— start RECORDS TO PROCESS —

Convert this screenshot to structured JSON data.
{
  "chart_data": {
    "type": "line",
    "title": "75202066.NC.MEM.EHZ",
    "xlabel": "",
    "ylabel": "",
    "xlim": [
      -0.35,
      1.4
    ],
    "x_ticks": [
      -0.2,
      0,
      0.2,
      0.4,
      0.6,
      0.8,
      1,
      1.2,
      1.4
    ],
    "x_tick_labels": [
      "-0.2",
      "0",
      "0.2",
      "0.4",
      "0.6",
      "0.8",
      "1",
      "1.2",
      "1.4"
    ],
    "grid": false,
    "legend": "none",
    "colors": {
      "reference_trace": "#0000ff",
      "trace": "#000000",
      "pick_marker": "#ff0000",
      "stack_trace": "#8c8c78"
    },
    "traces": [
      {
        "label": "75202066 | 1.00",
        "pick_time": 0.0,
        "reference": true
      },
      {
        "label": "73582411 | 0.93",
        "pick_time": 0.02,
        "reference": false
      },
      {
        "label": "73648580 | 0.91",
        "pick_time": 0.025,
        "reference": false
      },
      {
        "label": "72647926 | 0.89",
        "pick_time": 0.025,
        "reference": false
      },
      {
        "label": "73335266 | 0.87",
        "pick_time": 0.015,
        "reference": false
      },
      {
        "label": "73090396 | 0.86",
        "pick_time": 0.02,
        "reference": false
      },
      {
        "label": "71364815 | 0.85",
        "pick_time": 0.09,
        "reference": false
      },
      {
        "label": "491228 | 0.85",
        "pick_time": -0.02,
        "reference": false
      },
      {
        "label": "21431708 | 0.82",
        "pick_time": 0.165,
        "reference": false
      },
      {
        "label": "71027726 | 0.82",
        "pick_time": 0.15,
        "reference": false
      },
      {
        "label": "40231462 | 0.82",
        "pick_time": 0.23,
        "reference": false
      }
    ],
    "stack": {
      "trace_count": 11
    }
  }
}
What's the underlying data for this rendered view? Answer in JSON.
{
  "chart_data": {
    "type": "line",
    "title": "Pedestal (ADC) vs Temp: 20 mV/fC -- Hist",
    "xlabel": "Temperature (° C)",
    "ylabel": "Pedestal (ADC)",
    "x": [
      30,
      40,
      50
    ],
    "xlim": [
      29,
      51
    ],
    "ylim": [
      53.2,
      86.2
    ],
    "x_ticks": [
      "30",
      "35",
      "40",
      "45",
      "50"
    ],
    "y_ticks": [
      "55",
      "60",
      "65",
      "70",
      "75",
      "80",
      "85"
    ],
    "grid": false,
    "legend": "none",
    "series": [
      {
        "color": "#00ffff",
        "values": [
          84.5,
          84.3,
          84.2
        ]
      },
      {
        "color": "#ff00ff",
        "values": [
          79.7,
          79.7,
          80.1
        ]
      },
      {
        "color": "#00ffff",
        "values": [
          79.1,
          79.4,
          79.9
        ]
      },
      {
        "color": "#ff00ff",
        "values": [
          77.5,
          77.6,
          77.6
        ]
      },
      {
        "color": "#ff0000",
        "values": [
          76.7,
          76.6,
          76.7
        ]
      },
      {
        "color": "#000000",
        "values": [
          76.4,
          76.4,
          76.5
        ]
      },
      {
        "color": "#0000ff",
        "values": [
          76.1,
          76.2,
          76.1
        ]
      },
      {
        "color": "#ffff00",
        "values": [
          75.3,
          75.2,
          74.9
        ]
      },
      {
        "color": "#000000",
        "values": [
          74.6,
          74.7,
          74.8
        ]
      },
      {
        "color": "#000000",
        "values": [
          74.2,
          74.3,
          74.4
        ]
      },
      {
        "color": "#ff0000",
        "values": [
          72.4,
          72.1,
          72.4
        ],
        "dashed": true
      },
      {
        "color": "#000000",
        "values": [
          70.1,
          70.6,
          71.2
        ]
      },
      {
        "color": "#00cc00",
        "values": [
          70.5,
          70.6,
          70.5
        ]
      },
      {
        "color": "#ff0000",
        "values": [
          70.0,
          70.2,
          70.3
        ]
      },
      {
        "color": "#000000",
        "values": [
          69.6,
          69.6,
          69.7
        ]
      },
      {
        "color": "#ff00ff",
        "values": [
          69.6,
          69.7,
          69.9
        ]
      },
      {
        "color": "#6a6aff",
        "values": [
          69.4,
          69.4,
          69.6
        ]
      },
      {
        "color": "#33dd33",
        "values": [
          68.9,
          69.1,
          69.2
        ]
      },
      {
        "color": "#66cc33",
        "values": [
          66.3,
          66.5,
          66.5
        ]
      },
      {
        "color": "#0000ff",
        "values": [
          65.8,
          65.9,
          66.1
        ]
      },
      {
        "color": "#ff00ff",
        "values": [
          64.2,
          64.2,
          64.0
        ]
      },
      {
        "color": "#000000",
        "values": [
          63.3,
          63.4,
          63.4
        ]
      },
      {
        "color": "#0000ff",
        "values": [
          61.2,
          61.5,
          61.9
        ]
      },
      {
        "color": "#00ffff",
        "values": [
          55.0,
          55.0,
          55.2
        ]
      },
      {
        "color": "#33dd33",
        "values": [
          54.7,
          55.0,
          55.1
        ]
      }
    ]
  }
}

— end RECORDS TO PROCESS —

(WHAT YOU ARE ASKED TO DO):
Across the material above, how many lines include the string "Pedestal"? Only the number is wanted.

(COMPLETED EXERCISE):
2